_Given task a_
Copy the listing below exactly as it appears, everything from its first line down to the line containing "tile-title: NUMBERS [788, 383, 876, 403]", with both of those lines included.
━━ Passage to read
The duo the Bird and the Bee released an album Friday that imagines what happens to the catalog of Van Halen, as guitar-centric a band as ever walked the earth, if you take out all the guitars. Not to mention what happens when you have a woman with one of the lovelier voices in pop, Inara George, reiterating vintage David Lee Roth lines like “You’ll get some leg tonight for sure!” with a figurative straight face and a literal smile. In “Interpreting the Masters, Volume 2: A Tribute to Van Halen,” they’re out to find the synth-pop, jazz fusion, cabaret and classical influences in the band’s music… oftentimes where none existed, and that’s okay.
At the John Anson Ford Amphitheater Friday night, though, where the Bird and the Bee were playing a release-day show, the ensemble sounded — or at least felt — suspiciously like a rock ‘n’ roll band, despite the best efforts of George and her musical partner, Greg Kurstin, to deviate from the path. It turns out that if you enlist Dave Grohl to play drums, as they did for this one-off, it becomes rock with a capital R anyway, no matter how far Eddie’s Frankenstrat has been banished.
Making a much shorter guest appearance was actor Randall Park, playing the role Beck did on the new album, of the title role in “Hot for Teacher,” with the same sophomoric jokes about turning to page 69 of “Moby Dick.” (Park did add his own contribution: “All right, class, your assignment for tonight is to log onto Netflix and watch a movie called ‘Always Be My Baby. Tomorrow there will be a quiz.” Even with the genders switched so that it’s a young woman, George, doing the “Ohhh my gawwd” lusting, “Hot for Teacher” is still a brave choice to revive in the #MeToo era, though it will be surely be grandfathered in for as long as there is a classic rock format. Hearing Kurstin play a perfect jazz piano solo in the middle of it, and then seeing the group’s trio of female backup singer-musicians come out to join George in some choreography in front of Grohl’s power drumming, only heightened the absurdity about which year, genre or era of wokeness we were in.
There was plenty of other mirth to go around during the 100-minute set, including snippets of “Funkytown” and, yes, “Smells Like Teen Spirit” briefly sprinkled into the VH material. But George’s and Kurstin’s respect for the material was meant to be implicitly clear — and, near the end, as a safety precaution, George made it explicit. “There’s no snarkiness at all,” she said. “Not that you thought that. We just wanted to make it clear that we love these songs.”
━━━━
━━ Data records
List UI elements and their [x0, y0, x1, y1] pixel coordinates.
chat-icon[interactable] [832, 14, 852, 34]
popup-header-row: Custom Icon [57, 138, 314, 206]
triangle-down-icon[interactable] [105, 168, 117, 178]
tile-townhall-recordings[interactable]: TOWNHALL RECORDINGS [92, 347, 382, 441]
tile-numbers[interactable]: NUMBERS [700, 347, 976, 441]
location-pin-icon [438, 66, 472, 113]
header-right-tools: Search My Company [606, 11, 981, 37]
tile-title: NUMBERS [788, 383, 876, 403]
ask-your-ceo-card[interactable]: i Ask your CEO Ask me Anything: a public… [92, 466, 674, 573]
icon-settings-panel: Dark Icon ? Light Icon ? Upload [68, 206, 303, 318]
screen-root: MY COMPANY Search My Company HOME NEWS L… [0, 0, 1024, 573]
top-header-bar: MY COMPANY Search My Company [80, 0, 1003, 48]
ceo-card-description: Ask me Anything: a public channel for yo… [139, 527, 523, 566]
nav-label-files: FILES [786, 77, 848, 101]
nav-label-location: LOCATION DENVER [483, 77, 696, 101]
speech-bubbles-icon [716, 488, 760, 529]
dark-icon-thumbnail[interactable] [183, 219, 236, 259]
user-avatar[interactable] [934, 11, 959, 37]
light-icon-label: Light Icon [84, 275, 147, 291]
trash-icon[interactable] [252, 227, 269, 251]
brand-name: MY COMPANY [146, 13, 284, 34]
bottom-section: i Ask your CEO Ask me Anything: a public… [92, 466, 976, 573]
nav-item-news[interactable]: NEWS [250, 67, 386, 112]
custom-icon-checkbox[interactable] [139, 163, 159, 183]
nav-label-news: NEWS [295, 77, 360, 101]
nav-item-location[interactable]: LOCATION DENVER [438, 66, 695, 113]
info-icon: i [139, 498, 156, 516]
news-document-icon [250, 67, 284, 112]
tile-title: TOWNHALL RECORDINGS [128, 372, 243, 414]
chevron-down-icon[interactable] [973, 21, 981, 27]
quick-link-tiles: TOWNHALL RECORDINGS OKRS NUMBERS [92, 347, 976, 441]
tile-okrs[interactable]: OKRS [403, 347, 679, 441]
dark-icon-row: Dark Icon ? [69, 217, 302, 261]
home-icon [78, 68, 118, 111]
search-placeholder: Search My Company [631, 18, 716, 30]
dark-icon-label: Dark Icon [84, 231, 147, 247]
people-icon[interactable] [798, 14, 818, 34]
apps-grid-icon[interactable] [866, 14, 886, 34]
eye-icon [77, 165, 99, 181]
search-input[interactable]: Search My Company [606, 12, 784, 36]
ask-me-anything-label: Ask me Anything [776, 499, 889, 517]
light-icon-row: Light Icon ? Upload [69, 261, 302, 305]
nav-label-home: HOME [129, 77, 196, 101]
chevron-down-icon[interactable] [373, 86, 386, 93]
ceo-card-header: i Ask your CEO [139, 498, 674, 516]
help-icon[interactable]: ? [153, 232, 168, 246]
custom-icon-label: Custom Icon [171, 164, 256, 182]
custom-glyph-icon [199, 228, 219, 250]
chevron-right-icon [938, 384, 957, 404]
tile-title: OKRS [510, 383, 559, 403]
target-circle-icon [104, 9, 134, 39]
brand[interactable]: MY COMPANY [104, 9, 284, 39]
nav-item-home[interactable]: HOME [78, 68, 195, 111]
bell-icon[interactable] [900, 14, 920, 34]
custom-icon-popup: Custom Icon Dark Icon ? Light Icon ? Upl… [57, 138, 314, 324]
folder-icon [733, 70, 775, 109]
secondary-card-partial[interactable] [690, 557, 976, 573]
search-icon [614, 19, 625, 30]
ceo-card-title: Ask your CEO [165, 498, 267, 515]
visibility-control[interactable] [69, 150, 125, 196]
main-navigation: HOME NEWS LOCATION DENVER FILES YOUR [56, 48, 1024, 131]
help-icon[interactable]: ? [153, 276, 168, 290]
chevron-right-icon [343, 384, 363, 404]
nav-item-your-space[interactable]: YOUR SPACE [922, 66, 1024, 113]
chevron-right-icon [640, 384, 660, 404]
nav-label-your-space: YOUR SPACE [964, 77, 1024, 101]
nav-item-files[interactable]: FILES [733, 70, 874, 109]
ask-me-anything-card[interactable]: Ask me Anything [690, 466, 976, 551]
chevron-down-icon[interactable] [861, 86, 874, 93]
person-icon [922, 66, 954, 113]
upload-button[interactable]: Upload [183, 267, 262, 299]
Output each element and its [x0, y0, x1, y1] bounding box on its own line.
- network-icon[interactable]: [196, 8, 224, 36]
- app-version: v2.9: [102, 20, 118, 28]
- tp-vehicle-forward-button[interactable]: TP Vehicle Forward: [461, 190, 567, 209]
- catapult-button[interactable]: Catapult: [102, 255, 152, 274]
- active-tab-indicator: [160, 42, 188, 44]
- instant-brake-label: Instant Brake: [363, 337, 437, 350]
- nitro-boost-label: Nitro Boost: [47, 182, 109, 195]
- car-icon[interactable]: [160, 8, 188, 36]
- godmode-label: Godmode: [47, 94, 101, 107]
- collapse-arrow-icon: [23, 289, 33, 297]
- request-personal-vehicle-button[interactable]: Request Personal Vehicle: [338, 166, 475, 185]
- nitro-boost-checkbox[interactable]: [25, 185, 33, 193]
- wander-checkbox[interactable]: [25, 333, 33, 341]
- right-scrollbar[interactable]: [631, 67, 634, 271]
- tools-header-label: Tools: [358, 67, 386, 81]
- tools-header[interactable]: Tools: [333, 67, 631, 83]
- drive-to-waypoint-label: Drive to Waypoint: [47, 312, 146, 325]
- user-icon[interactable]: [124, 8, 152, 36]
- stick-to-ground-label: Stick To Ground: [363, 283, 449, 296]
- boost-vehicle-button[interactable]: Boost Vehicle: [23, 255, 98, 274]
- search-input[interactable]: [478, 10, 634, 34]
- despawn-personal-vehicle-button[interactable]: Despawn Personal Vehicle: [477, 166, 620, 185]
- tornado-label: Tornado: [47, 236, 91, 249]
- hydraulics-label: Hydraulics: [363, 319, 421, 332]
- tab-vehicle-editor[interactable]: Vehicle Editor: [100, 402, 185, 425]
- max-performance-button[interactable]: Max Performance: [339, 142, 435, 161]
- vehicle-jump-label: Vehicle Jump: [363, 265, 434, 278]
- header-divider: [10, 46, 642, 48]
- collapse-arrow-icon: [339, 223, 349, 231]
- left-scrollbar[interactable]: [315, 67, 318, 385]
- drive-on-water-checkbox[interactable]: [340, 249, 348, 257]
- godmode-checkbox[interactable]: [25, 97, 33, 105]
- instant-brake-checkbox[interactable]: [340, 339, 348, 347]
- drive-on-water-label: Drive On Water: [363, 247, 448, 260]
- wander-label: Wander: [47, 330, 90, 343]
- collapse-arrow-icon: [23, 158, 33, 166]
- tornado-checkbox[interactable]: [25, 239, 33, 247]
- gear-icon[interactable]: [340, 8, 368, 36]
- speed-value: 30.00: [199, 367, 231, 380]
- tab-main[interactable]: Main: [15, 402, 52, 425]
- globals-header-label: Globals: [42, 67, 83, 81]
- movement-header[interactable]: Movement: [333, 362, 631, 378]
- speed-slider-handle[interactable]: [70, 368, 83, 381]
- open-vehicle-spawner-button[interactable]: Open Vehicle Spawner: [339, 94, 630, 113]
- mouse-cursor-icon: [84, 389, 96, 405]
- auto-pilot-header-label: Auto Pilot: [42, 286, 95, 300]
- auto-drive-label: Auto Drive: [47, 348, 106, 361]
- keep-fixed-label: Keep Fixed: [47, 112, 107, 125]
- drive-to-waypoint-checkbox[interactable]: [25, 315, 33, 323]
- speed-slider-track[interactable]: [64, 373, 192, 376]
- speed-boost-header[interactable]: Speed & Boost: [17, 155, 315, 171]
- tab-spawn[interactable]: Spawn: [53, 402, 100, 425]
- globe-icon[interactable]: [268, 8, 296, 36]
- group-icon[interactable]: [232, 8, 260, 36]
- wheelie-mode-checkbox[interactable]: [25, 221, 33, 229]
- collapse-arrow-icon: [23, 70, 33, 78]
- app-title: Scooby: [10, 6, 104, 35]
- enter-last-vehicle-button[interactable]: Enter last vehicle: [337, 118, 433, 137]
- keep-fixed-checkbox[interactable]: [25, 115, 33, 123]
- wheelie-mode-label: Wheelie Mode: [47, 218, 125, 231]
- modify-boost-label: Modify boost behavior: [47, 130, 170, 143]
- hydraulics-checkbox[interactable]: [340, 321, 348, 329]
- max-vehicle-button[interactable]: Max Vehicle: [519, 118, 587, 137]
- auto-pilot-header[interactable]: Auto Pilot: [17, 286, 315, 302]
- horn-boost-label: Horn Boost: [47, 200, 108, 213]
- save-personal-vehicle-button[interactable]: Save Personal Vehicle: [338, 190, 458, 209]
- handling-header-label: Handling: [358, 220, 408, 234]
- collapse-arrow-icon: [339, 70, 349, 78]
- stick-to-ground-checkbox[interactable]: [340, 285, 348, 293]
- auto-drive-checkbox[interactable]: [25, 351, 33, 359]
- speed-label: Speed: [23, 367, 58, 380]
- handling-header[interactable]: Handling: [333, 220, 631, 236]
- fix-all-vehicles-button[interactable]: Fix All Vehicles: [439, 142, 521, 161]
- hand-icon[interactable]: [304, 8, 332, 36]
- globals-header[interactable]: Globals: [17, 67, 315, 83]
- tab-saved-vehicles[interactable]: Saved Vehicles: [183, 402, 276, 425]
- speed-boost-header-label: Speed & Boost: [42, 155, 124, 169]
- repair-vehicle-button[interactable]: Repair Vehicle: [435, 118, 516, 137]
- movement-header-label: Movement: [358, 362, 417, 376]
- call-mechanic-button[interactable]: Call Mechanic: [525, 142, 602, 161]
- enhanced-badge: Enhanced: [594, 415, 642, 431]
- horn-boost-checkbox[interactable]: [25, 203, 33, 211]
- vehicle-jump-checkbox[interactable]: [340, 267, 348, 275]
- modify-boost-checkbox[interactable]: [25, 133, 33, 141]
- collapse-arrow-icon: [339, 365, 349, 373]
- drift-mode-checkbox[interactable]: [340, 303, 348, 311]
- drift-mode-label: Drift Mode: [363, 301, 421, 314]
━━━━
_Given task b_
Which songs does the review of the Bird and the Bee's Van Halen show name by title? List all of them.

_Written reply a_
List UI elements and their [x0, y0, x1, y1] pixel coordinates.
chat-icon[interactable] [832, 14, 852, 34]
popup-header-row: Custom Icon [57, 138, 314, 206]
triangle-down-icon[interactable] [105, 168, 117, 178]
tile-townhall-recordings[interactable]: TOWNHALL RECORDINGS [92, 347, 382, 441]
tile-numbers[interactable]: NUMBERS [700, 347, 976, 441]
location-pin-icon [438, 66, 472, 113]
header-right-tools: Search My Company [606, 11, 981, 37]
tile-title: NUMBERS [788, 383, 876, 403]

_Written reply b_
- "Hot for Teacher"
- "Funkytown"
- "Smells Like Teen Spirit"